#### [Exercise material]
====================

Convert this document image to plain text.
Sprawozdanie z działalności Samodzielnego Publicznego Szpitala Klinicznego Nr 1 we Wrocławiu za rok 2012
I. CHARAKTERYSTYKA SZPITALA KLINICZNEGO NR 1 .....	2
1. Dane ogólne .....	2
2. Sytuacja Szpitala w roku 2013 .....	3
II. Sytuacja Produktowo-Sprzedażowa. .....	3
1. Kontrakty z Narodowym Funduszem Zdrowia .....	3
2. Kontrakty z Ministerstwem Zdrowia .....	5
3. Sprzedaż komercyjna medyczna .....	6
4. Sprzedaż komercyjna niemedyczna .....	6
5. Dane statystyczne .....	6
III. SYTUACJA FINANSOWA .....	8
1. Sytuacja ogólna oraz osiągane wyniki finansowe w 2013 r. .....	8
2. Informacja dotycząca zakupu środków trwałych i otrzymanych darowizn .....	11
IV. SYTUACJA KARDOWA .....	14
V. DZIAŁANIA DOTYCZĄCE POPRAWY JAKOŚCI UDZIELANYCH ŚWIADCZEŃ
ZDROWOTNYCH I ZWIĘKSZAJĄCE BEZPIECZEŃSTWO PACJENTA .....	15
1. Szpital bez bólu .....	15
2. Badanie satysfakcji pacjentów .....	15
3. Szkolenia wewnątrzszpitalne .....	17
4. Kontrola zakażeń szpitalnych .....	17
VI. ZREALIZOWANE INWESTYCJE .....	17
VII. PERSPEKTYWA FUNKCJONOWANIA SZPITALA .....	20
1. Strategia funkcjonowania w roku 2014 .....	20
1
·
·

====================

#### [Instruction]
Repeat the entries above exactly, leaving nothing out.

#### [Output below]
Convert this document image to plain text.
Sprawozdanie z działalności Samodzielnego Publicznego Szpitala Klinicznego Nr 1 we Wrocławiu za rok 2012
I. CHARAKTERYSTYKA SZPITALA KLINICZNEGO NR 1 .....	2
1. Dane ogólne .....	2
2. Sytuacja Szpitala w roku 2013 .....	3
II. Sytuacja Produktowo-Sprzedażowa. .....	3
1. Kontrakty z Narodowym Funduszem Zdrowia .....	3
2. Kontrakty z Ministerstwem Zdrowia .....	5
3. Sprzedaż komercyjna medyczna .....	6
4. Sprzedaż komercyjna niemedyczna .....	6
5. Dane statystyczne .....	6
III. SYTUACJA FINANSOWA .....	8
1. Sytuacja ogólna oraz osiągane wyniki finansowe w 2013 r. .....	8
2. Informacja dotycząca zakupu środków trwałych i otrzymanych darowizn .....	11
IV. SYTUACJA KARDOWA .....	14
V. DZIAŁANIA DOTYCZĄCE POPRAWY JAKOŚCI UDZIELANYCH ŚWIADCZEŃ
ZDROWOTNYCH I ZWIĘKSZAJĄCE BEZPIECZEŃSTWO PACJENTA .....	15
1. Szpital bez bólu .....	15
2. Badanie satysfakcji pacjentów .....	15
3. Szkolenia wewnątrzszpitalne .....	17
4. Kontrola zakażeń szpitalnych .....	17
VI. ZREALIZOWANE INWESTYCJE .....	17
VII. PERSPEKTYWA FUNKCJONOWANIA SZPITALA .....	20
1. Strategia funkcjonowania w roku 2014 .....	20
1
·
·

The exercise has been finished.